Rows:
▬▬▬▬▬▬

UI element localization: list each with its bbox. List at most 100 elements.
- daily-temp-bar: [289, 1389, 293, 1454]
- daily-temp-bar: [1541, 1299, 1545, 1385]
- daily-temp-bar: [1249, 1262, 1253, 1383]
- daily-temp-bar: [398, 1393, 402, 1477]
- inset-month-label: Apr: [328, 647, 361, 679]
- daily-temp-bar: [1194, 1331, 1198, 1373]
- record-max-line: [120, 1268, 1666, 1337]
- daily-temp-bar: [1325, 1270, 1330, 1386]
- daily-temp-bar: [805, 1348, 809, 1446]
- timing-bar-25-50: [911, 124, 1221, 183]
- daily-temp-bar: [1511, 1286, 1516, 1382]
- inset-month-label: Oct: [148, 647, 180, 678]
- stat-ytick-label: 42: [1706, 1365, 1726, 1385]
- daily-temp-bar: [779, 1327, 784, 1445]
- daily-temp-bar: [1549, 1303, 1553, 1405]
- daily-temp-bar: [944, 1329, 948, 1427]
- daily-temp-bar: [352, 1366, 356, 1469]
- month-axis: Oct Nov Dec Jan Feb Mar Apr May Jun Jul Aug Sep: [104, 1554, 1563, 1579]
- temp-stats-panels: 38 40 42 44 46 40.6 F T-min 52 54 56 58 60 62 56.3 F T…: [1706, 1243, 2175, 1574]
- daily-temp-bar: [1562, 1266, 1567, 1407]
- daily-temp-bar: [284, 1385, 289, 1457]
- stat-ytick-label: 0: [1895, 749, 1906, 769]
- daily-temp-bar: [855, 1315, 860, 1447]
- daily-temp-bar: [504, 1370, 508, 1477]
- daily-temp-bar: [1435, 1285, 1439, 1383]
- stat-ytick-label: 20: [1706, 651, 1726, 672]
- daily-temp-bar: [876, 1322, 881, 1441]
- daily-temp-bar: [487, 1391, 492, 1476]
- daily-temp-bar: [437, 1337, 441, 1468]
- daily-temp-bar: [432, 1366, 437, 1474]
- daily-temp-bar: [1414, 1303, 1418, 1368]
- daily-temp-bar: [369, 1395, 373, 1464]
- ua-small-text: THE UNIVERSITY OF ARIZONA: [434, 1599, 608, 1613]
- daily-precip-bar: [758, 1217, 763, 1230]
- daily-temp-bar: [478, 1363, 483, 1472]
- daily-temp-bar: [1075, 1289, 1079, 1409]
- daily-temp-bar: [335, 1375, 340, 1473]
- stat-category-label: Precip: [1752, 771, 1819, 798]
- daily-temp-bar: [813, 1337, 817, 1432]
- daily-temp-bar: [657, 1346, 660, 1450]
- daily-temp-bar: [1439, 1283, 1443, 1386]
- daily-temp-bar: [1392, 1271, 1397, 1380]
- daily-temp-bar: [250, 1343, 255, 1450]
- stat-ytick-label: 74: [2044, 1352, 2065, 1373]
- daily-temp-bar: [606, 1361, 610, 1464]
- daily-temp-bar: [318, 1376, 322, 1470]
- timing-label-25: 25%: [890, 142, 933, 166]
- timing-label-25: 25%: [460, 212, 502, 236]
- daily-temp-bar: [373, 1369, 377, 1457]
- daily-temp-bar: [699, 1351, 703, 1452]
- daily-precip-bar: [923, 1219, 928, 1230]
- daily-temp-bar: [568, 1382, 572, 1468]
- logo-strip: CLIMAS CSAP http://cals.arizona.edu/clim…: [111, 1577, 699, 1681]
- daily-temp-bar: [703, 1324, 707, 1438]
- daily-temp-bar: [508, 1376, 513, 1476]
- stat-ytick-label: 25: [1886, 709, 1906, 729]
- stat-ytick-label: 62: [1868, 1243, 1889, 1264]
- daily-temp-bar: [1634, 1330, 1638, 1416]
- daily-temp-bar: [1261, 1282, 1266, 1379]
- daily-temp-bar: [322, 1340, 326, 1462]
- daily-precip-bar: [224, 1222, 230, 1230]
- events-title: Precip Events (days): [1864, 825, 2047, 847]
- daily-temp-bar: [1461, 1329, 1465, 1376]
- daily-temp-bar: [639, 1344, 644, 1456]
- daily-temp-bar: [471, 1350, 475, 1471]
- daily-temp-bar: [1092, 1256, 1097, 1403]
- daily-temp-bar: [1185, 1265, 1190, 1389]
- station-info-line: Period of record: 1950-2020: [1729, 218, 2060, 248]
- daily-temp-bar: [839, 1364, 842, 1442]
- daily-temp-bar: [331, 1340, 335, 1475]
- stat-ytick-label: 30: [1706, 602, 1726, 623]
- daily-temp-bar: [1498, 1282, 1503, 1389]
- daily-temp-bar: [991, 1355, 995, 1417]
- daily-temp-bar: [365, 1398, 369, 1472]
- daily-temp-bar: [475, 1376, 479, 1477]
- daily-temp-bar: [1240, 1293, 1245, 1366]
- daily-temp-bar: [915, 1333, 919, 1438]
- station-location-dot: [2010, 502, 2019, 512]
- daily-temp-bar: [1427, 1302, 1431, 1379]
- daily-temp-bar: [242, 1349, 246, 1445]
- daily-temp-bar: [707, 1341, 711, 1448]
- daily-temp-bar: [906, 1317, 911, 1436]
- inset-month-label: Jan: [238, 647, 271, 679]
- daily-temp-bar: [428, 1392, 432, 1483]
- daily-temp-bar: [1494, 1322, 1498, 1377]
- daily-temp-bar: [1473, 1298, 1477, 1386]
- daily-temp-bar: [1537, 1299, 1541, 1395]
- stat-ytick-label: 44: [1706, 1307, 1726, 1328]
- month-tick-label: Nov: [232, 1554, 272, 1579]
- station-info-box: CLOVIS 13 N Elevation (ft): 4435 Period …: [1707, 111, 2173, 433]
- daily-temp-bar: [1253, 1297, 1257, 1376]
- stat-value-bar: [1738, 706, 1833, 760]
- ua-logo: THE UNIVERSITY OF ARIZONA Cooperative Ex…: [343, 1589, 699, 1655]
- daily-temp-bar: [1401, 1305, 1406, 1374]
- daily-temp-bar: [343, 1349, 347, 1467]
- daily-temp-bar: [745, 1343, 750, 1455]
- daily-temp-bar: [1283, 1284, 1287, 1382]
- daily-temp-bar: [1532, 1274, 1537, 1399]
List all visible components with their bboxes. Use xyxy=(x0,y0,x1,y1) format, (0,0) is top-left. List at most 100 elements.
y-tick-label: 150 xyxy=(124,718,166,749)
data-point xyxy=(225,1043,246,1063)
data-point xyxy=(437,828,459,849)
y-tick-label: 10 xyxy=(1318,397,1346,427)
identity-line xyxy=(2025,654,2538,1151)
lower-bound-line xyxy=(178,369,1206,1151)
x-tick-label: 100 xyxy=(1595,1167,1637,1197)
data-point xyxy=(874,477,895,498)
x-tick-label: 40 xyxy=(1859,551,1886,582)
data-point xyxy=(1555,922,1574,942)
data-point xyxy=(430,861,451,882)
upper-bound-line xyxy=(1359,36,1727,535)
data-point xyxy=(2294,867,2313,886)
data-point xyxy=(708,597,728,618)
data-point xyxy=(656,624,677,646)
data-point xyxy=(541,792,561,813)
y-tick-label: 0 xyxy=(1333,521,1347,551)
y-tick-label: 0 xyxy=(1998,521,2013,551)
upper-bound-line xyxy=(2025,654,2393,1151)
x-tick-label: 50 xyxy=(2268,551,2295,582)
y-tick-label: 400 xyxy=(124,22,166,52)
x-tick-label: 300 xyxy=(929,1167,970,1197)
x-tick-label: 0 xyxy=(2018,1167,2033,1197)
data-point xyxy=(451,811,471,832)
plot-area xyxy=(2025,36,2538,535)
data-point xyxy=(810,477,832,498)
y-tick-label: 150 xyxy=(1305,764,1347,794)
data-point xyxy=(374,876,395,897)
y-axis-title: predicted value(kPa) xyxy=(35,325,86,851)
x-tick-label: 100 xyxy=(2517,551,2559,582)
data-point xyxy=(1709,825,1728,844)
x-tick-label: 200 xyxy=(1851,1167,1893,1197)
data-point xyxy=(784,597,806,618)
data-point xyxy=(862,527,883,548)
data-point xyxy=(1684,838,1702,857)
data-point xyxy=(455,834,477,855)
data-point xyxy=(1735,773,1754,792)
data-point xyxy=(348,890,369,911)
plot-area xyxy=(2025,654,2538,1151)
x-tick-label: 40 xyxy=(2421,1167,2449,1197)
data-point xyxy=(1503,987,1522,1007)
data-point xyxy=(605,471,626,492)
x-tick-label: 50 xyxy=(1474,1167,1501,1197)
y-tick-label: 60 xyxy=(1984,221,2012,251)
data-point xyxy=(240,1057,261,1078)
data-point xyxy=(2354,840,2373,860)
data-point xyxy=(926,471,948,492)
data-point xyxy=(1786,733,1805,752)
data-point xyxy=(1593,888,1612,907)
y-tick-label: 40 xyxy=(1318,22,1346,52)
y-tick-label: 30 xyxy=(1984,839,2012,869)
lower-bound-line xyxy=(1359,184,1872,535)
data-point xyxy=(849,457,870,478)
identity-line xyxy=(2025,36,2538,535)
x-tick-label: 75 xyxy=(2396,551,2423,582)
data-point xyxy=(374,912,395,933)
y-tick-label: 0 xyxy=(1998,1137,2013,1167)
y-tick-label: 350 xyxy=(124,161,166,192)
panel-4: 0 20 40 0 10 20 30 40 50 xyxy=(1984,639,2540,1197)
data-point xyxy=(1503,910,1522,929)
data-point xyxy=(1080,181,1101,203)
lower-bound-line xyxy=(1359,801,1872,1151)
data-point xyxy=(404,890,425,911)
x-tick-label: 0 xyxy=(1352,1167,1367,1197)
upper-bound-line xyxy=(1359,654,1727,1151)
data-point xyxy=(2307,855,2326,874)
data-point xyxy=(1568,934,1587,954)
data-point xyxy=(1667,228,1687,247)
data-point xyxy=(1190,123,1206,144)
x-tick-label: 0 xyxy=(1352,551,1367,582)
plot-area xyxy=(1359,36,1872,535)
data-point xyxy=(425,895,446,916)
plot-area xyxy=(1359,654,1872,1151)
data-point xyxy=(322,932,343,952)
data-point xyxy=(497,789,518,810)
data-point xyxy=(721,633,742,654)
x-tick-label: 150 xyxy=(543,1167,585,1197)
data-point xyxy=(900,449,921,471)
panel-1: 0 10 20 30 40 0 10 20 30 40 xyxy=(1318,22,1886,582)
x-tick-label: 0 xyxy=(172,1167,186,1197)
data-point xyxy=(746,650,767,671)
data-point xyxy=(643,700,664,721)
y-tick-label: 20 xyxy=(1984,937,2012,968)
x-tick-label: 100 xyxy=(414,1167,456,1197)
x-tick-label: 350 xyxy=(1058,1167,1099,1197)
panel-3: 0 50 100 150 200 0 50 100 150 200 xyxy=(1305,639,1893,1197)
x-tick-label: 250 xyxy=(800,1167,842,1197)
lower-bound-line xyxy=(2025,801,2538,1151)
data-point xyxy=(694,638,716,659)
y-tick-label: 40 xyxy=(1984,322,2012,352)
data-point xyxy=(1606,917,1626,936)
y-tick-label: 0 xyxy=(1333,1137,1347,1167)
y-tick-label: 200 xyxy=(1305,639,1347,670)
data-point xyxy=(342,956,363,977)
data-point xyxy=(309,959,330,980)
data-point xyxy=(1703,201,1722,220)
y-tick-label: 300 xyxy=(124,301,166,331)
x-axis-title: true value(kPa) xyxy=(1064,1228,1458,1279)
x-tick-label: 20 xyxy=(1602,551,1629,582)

▬▬▬▬▬▬

Exercise instructions:
Change "record-max-line" to "record-high-line" in the listing, from its first line through the line containing "- daily-temp-bar: [1325, 1270, 1330, 1386]", and give those lines again with everything else unchanged.

Final answer:
UI element localization: list each with its bbox. List at most 100 elements.
- daily-temp-bar: [289, 1389, 293, 1454]
- daily-temp-bar: [1541, 1299, 1545, 1385]
- daily-temp-bar: [1249, 1262, 1253, 1383]
- daily-temp-bar: [398, 1393, 402, 1477]
- inset-month-label: Apr: [328, 647, 361, 679]
- daily-temp-bar: [1194, 1331, 1198, 1373]
- record-high-line: [120, 1268, 1666, 1337]
- daily-temp-bar: [1325, 1270, 1330, 1386]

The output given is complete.